Objective:
Extract the full set of records that follows, word for word.

▽

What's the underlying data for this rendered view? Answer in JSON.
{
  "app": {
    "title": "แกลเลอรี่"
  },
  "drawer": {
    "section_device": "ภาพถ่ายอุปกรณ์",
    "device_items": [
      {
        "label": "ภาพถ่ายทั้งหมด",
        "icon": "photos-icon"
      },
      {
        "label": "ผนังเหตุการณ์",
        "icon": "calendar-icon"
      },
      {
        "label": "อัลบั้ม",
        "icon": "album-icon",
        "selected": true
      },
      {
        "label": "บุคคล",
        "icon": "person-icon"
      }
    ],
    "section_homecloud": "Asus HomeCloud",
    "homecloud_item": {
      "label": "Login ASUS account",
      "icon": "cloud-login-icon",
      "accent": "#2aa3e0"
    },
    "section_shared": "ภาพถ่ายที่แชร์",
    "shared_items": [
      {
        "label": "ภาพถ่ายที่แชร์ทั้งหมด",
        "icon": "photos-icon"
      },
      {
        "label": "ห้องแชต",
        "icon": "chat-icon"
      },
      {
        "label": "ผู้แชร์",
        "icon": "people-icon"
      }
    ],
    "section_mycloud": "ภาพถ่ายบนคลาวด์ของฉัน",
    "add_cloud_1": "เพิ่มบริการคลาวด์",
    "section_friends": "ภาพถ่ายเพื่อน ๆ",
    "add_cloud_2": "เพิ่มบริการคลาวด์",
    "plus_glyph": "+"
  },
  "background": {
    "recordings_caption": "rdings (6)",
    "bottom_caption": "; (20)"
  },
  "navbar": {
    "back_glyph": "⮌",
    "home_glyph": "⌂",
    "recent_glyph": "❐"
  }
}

△

Worked solution:
What's the underlying data for this rendered view? Answer in JSON.
{
  "app": {
    "title": "แกลเลอรี่"
  },
  "drawer": {
    "section_device": "ภาพถ่ายอุปกรณ์",
    "device_items": [
      {
        "label": "ภาพถ่ายทั้งหมด",
        "icon": "photos-icon"
      },
      {
        "label": "ผนังเหตุการณ์",
        "icon": "calendar-icon"
      },
      {
        "label": "อัลบั้ม",
        "icon": "album-icon",
        "selected": true
      },
      {
        "label": "บุคคล",
        "icon": "person-icon"
      }
    ],
    "section_homecloud": "Asus HomeCloud",
    "homecloud_item": {
      "label": "Login ASUS account",
      "icon": "cloud-login-icon",
      "accent": "#2aa3e0"
    },
    "section_shared": "ภาพถ่ายที่แชร์",
    "shared_items": [
      {
        "label": "ภาพถ่ายที่แชร์ทั้งหมด",
        "icon": "photos-icon"
      },
      {
        "label": "ห้องแชต",
        "icon": "chat-icon"
      },
      {
        "label": "ผู้แชร์",
        "icon": "people-icon"
      }
    ],
    "section_mycloud": "ภาพถ่ายบนคลาวด์ของฉัน",
    "add_cloud_1": "เพิ่มบริการคลาวด์",
    "section_friends": "ภาพถ่ายเพื่อน ๆ",
    "add_cloud_2": "เพิ่มบริการคลาวด์",
    "plus_glyph": "+"
  },
  "background": {
    "recordings_caption": "rdings (6)",
    "bottom_caption": "; (20)"
  },
  "navbar": {
    "back_glyph": "⮌",
    "home_glyph": "⌂",
    "recent_glyph": "❐"
  }
}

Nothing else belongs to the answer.